[Stored entries]
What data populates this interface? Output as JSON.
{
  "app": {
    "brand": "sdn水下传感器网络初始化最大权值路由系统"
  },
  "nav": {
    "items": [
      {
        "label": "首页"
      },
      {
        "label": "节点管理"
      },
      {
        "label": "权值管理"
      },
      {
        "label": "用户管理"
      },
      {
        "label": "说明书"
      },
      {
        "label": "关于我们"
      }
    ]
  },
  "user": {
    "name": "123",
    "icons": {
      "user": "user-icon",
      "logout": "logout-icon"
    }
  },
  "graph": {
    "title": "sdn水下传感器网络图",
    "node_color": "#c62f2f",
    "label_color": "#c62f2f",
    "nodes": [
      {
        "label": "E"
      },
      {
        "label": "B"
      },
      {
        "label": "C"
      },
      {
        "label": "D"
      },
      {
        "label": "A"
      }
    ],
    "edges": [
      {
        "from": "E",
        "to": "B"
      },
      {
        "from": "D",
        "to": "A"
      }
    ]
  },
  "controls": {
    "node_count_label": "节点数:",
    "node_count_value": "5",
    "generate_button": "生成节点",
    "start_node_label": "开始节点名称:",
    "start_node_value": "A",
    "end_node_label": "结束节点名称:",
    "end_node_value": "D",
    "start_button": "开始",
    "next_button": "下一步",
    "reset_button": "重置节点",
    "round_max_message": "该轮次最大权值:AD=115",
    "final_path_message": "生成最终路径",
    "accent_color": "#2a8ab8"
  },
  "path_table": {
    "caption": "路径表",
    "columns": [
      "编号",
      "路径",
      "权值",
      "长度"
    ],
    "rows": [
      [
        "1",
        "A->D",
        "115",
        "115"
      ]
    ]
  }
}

** Given exercise **
Please output the complete data exactly.

** Result **
What data populates this interface? Output as JSON.
{
  "app": {
    "brand": "sdn水下传感器网络初始化最大权值路由系统"
  },
  "nav": {
    "items": [
      {
        "label": "首页"
      },
      {
        "label": "节点管理"
      },
      {
        "label": "权值管理"
      },
      {
        "label": "用户管理"
      },
      {
        "label": "说明书"
      },
      {
        "label": "关于我们"
      }
    ]
  },
  "user": {
    "name": "123",
    "icons": {
      "user": "user-icon",
      "logout": "logout-icon"
    }
  },
  "graph": {
    "title": "sdn水下传感器网络图",
    "node_color": "#c62f2f",
    "label_color": "#c62f2f",
    "nodes": [
      {
        "label": "E"
      },
      {
        "label": "B"
      },
      {
        "label": "C"
      },
      {
        "label": "D"
      },
      {
        "label": "A"
      }
    ],
    "edges": [
      {
        "from": "E",
        "to": "B"
      },
      {
        "from": "D",
        "to": "A"
      }
    ]
  },
  "controls": {
    "node_count_label": "节点数:",
    "node_count_value": "5",
    "generate_button": "生成节点",
    "start_node_label": "开始节点名称:",
    "start_node_value": "A",
    "end_node_label": "结束节点名称:",
    "end_node_value": "D",
    "start_button": "开始",
    "next_button": "下一步",
    "reset_button": "重置节点",
    "round_max_message": "该轮次最大权值:AD=115",
    "final_path_message": "生成最终路径",
    "accent_color": "#2a8ab8"
  },
  "path_table": {
    "caption": "路径表",
    "columns": [
      "编号",
      "路径",
      "权值",
      "长度"
    ],
    "rows": [
      [
        "1",
        "A->D",
        "115",
        "115"
      ]
    ]
  }
}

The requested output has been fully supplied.